YOUR INSTRUCTIONS. Only the lines from the line holding "Output a JSON" to the last line should be output, each exactly as given.

PROVIDED RECORDS.
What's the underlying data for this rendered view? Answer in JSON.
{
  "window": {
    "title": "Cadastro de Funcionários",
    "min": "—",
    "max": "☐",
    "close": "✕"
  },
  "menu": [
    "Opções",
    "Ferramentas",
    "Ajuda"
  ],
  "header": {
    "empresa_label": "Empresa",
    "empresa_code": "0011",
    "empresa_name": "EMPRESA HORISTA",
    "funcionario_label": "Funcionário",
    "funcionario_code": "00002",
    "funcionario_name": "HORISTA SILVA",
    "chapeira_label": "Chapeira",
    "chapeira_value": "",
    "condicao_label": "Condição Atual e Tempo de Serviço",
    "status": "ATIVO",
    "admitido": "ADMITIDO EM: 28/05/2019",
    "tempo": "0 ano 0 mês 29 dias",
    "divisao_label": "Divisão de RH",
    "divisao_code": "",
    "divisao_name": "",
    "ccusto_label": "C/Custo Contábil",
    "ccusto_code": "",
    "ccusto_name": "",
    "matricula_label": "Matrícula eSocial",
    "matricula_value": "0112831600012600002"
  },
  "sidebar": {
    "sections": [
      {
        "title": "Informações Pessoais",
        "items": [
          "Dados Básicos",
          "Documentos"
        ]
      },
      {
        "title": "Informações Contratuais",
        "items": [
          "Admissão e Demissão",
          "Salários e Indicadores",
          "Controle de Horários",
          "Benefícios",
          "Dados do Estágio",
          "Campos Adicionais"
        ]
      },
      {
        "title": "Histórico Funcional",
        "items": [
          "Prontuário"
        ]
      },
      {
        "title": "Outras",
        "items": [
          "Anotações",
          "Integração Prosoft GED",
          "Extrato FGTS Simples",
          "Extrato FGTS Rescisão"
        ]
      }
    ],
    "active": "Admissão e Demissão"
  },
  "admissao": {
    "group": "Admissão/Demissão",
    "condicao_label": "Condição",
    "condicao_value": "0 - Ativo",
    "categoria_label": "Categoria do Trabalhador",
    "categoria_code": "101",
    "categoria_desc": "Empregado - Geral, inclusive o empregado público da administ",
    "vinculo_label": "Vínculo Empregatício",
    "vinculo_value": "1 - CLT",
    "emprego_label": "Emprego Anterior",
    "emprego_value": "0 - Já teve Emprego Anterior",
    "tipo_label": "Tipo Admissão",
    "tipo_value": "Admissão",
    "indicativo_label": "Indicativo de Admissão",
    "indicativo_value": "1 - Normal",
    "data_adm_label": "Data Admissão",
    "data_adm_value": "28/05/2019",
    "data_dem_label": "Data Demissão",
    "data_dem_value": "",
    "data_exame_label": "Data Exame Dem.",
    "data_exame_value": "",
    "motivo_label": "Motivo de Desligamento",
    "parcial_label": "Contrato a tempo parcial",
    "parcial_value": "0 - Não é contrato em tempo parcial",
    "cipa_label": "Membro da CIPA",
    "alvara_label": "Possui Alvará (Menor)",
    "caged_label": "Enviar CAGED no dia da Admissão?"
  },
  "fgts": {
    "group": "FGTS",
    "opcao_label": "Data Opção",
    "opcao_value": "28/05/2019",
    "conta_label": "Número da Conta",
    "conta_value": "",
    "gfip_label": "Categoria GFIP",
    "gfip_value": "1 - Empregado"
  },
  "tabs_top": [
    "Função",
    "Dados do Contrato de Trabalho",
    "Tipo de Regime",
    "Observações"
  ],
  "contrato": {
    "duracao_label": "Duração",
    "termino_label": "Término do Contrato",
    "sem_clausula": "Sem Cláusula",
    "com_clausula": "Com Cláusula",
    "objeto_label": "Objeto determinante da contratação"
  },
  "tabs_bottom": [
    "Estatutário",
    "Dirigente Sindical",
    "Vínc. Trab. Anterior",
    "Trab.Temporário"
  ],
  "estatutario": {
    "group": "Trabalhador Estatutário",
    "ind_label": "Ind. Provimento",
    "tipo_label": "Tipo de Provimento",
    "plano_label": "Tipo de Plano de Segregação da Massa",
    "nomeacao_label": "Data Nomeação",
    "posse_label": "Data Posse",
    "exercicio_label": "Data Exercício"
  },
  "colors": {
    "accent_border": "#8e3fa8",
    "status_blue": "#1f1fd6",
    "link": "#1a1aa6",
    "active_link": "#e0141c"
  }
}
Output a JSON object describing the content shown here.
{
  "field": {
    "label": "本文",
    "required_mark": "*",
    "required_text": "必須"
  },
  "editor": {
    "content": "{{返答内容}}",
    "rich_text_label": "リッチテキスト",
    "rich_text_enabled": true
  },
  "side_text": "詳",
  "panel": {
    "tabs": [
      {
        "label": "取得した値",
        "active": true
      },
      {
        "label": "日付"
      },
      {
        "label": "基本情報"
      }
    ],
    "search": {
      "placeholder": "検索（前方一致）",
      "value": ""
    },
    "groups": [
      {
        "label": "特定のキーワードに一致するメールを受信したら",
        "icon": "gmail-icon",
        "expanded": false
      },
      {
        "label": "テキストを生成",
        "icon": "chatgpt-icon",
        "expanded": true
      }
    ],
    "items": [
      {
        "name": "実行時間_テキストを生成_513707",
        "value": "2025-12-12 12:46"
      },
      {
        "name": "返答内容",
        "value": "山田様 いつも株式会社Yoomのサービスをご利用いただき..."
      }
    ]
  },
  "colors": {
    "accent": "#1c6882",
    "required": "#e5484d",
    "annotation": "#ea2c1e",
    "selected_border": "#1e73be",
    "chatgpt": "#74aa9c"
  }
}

RESPONSE FOR THIS EXERCISE.
Output a JSON object describing the content shown here.
{
  "field": {
    "label": "本文",
    "required_mark": "*",
    "required_text": "必須"
  },
  "editor": {
    "content": "{{返答内容}}",
    "rich_text_label": "リッチテキスト",
    "rich_text_enabled": true
  },
  "side_text": "詳",
  "panel": {
    "tabs": [
      {
        "label": "取得した値",
        "active": true
      },
      {
        "label": "日付"
      },
      {
        "label": "基本情報"
      }
    ],
    "search": {
      "placeholder": "検索（前方一致）",
      "value": ""
    },
    "groups": [
      {
        "label": "特定のキーワードに一致するメールを受信したら",
        "icon": "gmail-icon",
        "expanded": false
      },
      {
        "label": "テキストを生成",
        "icon": "chatgpt-icon",
        "expanded": true
      }
    ],
    "items": [
      {
        "name": "実行時間_テキストを生成_513707",
        "value": "2025-12-12 12:46"
      },
      {
        "name": "返答内容",
        "value": "山田様 いつも株式会社Yoomのサービスをご利用いただき..."
      }
    ]
  },
  "colors": {
    "accent": "#1c6882",
    "required": "#e5484d",
    "annotation": "#ea2c1e",
    "selected_border": "#1e73be",
    "chatgpt": "#74aa9c"
  }
}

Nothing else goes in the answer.